**** TASK INPUT
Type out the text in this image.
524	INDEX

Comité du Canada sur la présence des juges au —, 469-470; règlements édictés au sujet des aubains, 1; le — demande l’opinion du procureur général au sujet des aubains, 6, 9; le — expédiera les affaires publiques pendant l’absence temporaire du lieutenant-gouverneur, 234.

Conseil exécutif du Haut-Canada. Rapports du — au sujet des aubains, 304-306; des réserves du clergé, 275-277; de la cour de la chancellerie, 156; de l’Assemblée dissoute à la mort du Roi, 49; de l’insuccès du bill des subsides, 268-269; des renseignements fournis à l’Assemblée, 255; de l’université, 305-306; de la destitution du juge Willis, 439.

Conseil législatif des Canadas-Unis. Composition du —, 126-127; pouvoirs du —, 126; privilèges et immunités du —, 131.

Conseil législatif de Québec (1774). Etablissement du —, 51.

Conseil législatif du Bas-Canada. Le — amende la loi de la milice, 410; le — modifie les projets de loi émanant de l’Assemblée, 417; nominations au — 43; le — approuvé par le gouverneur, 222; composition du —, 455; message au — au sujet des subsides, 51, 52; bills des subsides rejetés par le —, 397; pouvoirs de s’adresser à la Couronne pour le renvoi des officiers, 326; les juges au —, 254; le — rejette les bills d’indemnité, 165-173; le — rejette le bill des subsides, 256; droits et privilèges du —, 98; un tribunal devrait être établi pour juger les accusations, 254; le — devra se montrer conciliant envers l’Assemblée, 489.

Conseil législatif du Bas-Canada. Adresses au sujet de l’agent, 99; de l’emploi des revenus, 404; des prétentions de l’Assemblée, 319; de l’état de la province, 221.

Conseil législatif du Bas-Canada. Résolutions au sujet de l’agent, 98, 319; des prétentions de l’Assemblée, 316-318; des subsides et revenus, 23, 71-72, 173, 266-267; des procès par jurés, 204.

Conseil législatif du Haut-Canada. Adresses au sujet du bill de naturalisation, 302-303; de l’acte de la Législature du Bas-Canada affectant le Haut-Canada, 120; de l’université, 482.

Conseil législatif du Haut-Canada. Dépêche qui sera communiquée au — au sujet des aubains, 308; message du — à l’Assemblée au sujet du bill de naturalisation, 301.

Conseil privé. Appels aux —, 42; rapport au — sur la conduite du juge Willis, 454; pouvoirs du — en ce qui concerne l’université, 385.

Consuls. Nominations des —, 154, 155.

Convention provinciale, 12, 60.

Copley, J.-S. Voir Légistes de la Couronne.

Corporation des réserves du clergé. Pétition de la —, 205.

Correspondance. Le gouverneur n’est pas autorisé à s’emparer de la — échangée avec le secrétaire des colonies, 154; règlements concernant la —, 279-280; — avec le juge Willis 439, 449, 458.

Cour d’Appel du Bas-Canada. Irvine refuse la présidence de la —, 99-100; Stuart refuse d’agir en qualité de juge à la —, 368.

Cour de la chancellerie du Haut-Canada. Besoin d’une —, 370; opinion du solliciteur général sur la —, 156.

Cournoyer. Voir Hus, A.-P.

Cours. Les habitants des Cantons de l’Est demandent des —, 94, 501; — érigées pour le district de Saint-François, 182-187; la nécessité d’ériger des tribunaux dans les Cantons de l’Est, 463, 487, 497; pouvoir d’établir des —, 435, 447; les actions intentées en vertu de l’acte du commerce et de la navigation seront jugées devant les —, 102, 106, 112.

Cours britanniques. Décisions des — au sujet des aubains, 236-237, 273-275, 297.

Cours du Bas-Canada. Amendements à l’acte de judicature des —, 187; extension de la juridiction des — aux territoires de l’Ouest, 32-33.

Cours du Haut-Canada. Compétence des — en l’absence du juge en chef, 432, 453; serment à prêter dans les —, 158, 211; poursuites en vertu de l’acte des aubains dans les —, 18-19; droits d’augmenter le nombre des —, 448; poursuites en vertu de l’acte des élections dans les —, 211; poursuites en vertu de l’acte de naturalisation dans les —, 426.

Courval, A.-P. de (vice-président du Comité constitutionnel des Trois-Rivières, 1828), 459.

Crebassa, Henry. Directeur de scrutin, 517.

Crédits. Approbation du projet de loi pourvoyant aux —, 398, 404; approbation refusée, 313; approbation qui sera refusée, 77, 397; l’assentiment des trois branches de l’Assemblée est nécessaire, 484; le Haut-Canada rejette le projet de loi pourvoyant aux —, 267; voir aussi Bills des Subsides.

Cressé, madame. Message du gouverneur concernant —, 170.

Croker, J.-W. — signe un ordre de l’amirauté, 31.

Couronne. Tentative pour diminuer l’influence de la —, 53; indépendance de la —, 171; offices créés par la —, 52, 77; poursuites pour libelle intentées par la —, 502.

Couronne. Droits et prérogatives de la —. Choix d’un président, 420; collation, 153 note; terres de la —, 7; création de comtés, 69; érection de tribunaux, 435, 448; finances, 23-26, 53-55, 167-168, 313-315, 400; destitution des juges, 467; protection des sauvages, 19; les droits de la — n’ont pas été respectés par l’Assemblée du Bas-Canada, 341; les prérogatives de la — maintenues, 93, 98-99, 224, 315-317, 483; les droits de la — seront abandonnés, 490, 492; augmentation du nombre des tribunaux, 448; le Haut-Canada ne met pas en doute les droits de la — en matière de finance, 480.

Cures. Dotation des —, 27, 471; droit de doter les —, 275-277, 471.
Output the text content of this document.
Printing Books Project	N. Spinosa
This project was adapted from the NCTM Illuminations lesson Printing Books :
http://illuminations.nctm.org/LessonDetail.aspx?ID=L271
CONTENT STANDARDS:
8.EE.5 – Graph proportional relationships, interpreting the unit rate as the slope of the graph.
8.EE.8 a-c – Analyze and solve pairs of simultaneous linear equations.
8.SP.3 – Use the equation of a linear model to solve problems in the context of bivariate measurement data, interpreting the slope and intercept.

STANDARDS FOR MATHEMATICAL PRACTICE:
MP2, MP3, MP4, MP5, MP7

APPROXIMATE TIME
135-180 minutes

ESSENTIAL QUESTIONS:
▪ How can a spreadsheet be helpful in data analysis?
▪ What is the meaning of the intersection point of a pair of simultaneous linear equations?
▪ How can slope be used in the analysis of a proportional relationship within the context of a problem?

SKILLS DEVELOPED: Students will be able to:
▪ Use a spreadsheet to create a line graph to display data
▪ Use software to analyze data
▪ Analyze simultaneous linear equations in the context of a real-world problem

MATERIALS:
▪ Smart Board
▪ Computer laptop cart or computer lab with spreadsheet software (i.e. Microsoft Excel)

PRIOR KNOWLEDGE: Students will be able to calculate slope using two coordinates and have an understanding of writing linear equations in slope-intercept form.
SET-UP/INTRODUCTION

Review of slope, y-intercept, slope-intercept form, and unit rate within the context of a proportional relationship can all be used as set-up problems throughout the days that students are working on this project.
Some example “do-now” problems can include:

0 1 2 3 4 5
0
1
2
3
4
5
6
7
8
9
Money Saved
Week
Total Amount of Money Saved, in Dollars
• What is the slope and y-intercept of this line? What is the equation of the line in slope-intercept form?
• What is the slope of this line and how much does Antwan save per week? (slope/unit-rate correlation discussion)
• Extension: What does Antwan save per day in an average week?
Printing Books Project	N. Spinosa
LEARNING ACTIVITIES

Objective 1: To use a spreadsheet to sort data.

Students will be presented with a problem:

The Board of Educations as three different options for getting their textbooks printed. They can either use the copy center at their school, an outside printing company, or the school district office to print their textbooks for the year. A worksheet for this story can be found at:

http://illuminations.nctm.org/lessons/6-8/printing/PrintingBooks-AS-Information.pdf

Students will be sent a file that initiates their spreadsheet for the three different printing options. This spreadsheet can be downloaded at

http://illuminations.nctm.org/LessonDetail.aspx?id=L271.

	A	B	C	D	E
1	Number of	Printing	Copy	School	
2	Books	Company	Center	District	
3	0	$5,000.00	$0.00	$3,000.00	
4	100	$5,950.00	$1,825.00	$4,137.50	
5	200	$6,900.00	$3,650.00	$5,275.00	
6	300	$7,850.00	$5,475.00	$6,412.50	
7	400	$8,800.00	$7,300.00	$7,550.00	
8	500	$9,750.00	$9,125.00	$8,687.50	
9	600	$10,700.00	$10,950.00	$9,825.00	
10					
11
********
WRITTEN EXERCISE:
Find all the lines containing "Saved" in the material, then copy them.

RESPONSE BELOW:
Money Saved
Total Amount of Money Saved, in Dollars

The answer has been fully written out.